◆ Text section ◆
☆ ☆ ☆ ☆ ☆ ☆ ☆

I say all this as someone with stories that have actually benefitted from the recent top list flattening. The scores of my top list stories have been pushed down because of the flattening campaign, just like everyone else.

However, a few of my stories happen to have high scores and a large number of votes, which insulates them to some degree. Those stories benefit when scores are tied across the board because total number of votes is used as the tie breaker on the all-time top lists.

The upshot is that two of my stories have climbed even higher within their respective top lists. One of them even reached the top 10 all time across all categories. The proposed solution would certainly knock it out of that position. But as far as I can see, the proposed solution would also be a fairer and more troll-proof way to list all-time stories.

We're tilting at windmills here because I don't think Lit is going to devote the time or resources to solve an issue that affects a vanishingly small percentage of its population. The site's main concern is giving readers a general sense of what stories are considered popular/successful so that readers can more easily find "good" stories. Flattened top lists don't affect reader satisfaction one iota, so it's not something that I think will be fixed. But that doesn't mean we can't have fun talking about how to fix it!

☆ ☆ ☆ ☆ ☆ ☆ ☆

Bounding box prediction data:

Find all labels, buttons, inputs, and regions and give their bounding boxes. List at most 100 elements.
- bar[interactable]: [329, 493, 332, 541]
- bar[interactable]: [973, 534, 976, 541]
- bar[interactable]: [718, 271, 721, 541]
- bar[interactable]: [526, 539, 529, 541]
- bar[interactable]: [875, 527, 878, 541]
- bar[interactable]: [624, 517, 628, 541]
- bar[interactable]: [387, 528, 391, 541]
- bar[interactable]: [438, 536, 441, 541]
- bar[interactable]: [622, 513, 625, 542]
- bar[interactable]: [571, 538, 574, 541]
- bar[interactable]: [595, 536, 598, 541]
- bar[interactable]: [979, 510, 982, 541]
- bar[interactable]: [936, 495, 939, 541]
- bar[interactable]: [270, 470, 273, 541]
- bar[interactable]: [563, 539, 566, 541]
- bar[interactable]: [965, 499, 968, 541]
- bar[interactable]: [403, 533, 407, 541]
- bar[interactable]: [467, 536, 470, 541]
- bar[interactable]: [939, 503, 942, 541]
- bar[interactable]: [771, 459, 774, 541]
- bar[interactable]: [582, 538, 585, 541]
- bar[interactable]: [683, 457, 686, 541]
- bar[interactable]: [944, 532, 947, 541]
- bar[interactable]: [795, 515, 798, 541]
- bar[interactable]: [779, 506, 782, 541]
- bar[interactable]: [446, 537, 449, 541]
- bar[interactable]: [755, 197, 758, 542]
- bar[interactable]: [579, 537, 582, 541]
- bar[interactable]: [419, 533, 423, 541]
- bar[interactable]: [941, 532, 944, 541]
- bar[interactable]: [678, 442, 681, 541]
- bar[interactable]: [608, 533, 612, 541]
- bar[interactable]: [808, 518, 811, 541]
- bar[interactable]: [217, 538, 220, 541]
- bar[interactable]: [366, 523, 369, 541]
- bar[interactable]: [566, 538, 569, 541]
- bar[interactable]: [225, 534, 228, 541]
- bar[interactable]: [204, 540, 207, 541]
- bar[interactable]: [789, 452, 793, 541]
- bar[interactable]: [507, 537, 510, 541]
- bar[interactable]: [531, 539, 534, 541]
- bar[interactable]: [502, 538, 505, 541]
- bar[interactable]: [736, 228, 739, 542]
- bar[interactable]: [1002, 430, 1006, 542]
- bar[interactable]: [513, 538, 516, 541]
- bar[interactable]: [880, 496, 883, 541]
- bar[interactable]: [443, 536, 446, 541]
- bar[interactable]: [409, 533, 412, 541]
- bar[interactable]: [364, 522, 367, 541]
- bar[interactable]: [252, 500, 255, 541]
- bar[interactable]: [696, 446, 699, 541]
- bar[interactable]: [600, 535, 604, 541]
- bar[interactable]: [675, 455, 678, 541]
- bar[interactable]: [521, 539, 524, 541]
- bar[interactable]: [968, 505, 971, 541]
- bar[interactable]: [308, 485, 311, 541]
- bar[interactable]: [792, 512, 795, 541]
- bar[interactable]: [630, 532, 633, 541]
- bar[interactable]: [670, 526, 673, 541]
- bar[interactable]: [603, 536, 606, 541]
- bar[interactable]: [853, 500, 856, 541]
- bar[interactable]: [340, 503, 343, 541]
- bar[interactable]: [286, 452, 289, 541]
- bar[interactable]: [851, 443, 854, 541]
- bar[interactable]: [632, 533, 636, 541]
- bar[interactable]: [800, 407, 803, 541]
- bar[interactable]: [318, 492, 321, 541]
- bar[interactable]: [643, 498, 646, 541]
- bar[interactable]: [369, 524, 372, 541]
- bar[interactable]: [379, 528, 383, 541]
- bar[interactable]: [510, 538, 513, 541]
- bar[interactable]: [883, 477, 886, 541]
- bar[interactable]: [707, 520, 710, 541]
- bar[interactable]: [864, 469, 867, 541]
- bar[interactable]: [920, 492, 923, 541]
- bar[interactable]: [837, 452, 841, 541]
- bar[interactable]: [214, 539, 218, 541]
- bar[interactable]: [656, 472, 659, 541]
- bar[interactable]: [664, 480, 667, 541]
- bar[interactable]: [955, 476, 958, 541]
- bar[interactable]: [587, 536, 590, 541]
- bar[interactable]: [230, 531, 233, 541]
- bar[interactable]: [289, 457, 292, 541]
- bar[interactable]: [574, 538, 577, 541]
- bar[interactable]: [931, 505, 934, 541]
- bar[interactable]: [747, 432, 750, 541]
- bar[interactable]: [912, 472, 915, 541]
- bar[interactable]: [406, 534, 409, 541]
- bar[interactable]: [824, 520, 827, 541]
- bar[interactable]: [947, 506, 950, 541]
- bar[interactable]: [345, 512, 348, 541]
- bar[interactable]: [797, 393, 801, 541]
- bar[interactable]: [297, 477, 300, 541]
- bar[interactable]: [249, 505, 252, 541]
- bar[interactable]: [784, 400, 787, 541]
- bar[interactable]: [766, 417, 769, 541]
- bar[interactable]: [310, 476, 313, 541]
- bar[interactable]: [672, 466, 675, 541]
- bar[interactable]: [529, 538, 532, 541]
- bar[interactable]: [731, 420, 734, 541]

☆ ☆ ☆ ☆ ☆ ☆ ☆

◆ Task statement ◆
Please explain, based on the text about top list flattening, why two of the writer's stories rose higher within their top lists even though the flattening campaign pushed their scores down. Keep the answer to one to three sentences.

◆ Written response ◆
Those stories have high scores and a large number of votes, which insulates them to some degree. When scores are tied across the board, the total number of votes is used as the tie breaker on the all-time top lists, so stories with many votes benefit.